**Stated problem:**
Count how many lines hold the word "JSON" and give that number as the whole answer.

....

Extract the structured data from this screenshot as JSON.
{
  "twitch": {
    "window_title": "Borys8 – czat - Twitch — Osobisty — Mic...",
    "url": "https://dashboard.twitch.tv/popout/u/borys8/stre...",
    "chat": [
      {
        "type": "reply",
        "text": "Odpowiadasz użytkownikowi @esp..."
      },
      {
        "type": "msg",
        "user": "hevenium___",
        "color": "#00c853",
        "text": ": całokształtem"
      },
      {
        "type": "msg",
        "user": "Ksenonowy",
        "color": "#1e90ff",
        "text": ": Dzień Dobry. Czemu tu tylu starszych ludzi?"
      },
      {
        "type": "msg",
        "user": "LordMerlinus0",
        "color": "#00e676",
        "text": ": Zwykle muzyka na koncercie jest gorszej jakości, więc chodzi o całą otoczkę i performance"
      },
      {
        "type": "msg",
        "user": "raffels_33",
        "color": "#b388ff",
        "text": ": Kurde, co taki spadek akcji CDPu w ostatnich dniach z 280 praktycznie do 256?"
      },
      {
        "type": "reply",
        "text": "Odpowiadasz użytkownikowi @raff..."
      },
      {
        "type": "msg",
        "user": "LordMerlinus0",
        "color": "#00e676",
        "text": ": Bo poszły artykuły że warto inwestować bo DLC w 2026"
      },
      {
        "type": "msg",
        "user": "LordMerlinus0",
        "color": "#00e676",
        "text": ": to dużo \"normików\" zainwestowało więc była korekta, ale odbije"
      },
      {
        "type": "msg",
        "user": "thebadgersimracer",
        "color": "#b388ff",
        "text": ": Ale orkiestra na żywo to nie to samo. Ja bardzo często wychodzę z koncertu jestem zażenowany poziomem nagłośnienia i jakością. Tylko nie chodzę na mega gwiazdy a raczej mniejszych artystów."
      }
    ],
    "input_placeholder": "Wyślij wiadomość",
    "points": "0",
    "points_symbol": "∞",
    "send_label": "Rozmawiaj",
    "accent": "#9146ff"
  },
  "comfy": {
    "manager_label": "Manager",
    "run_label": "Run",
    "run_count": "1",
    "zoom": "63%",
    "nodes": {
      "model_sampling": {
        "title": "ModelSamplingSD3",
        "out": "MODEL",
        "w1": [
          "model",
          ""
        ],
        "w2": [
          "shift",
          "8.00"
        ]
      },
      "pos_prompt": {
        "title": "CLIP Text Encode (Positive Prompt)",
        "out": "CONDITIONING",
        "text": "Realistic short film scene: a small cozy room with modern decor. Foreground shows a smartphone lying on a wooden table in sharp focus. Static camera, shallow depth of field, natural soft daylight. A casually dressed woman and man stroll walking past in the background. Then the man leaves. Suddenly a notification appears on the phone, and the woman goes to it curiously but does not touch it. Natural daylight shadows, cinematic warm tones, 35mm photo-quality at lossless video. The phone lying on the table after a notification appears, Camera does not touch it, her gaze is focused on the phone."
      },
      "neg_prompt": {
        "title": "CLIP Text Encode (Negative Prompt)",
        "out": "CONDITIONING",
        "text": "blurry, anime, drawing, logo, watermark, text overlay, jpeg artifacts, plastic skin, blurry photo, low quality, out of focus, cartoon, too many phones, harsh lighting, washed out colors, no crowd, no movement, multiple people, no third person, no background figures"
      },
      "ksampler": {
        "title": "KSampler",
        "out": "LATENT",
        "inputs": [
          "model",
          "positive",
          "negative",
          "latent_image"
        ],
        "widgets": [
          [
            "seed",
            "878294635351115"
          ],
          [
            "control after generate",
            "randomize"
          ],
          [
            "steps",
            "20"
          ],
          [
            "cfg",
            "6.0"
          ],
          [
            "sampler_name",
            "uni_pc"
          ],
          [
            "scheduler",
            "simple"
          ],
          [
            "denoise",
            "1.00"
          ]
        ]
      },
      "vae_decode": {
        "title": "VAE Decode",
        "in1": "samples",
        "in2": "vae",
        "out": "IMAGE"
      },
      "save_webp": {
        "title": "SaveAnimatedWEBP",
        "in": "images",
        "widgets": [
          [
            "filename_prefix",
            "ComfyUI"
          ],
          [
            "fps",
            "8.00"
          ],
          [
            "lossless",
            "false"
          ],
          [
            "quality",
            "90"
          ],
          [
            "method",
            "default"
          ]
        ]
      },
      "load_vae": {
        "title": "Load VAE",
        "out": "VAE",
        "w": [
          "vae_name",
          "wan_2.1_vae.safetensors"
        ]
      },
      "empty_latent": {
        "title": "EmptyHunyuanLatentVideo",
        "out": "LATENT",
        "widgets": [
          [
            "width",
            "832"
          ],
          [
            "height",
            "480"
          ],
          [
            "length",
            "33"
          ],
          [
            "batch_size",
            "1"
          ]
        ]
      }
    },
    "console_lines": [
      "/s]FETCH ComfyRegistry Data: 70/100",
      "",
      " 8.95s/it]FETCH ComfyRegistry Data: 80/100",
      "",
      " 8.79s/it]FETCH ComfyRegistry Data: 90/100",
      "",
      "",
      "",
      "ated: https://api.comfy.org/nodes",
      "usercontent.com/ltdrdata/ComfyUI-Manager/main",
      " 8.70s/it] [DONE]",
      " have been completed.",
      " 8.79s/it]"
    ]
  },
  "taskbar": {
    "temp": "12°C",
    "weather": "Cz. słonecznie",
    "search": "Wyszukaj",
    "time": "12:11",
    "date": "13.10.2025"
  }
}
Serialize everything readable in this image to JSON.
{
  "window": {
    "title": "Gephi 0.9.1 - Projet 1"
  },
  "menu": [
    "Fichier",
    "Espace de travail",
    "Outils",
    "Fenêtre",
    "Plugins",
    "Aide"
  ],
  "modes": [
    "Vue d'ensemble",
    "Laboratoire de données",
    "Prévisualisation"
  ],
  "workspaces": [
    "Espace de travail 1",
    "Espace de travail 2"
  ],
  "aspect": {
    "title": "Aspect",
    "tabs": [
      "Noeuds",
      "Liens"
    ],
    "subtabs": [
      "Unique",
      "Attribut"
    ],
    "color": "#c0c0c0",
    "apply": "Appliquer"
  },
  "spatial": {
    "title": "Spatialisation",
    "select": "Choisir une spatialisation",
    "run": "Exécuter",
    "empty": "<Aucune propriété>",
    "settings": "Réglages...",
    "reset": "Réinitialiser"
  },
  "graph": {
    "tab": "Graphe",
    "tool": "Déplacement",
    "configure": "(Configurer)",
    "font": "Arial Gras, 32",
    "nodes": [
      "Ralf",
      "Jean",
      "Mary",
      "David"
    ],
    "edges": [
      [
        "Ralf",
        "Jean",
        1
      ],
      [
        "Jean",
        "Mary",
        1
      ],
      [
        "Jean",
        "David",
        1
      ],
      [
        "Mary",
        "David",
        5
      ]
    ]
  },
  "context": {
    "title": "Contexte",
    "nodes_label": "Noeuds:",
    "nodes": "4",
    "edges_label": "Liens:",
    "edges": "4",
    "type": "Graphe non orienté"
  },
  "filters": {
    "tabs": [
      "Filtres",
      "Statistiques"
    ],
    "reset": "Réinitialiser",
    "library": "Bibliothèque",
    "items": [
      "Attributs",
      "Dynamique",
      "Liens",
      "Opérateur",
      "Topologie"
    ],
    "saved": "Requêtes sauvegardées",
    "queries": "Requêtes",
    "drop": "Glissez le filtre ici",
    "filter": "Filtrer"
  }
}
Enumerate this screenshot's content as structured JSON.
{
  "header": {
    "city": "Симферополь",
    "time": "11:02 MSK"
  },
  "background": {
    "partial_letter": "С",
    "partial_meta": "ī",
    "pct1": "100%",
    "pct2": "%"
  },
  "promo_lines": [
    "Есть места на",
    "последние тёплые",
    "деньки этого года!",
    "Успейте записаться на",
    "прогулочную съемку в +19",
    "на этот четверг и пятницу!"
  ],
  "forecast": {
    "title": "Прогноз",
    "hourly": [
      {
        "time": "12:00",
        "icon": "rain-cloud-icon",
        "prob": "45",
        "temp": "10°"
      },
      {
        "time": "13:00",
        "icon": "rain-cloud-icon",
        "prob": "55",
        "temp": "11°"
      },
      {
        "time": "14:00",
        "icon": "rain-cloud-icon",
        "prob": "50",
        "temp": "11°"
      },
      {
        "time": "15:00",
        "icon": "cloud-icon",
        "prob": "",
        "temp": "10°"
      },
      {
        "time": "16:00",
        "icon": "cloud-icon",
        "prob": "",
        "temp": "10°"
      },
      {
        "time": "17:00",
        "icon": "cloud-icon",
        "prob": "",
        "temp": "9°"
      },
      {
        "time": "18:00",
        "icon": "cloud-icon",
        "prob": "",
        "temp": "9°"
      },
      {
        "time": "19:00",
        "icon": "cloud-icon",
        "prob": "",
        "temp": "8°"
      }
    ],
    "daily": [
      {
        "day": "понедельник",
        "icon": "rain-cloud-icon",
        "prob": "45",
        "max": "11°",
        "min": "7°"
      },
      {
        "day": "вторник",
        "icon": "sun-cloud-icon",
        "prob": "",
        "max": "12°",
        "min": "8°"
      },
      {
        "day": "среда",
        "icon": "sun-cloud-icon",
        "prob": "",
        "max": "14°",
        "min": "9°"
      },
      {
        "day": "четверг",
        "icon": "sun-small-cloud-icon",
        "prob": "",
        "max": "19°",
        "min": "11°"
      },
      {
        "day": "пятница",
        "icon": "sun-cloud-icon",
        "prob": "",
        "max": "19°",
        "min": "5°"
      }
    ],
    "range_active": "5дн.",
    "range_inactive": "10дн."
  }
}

....

**Finished answer:**
3